*Challenge*
Give the listing again in full, exactly as written.

Dataset records
=-=-=

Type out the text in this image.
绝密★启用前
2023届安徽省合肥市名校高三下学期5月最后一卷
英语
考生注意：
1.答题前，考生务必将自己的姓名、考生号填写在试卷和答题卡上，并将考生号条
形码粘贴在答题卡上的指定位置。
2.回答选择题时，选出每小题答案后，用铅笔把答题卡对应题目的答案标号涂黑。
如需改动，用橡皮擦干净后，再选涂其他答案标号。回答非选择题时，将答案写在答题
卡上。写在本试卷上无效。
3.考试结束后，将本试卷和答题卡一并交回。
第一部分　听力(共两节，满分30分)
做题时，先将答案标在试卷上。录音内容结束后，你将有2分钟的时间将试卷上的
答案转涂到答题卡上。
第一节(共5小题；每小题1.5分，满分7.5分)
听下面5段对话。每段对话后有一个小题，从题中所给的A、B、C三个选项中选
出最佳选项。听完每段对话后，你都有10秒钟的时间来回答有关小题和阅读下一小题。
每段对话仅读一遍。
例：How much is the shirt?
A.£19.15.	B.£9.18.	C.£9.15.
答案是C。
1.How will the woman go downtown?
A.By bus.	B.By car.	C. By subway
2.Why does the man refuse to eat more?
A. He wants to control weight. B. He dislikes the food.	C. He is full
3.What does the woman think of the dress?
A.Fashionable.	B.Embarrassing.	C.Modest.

=-=-=

*Full output*
Type out the text in this image.
绝密★启用前
2023届安徽省合肥市名校高三下学期5月最后一卷
英语
考生注意：
1.答题前，考生务必将自己的姓名、考生号填写在试卷和答题卡上，并将考生号条
形码粘贴在答题卡上的指定位置。
2.回答选择题时，选出每小题答案后，用铅笔把答题卡对应题目的答案标号涂黑。
如需改动，用橡皮擦干净后，再选涂其他答案标号。回答非选择题时，将答案写在答题
卡上。写在本试卷上无效。
3.考试结束后，将本试卷和答题卡一并交回。
第一部分　听力(共两节，满分30分)
做题时，先将答案标在试卷上。录音内容结束后，你将有2分钟的时间将试卷上的
答案转涂到答题卡上。
第一节(共5小题；每小题1.5分，满分7.5分)
听下面5段对话。每段对话后有一个小题，从题中所给的A、B、C三个选项中选
出最佳选项。听完每段对话后，你都有10秒钟的时间来回答有关小题和阅读下一小题。
每段对话仅读一遍。
例：How much is the shirt?
A.£19.15.	B.£9.18.	C.£9.15.
答案是C。
1.How will the woman go downtown?
A.By bus.	B.By car.	C. By subway
2.Why does the man refuse to eat more?
A. He wants to control weight. B. He dislikes the food.	C. He is full
3.What does the woman think of the dress?
A.Fashionable.	B.Embarrassing.	C.Modest.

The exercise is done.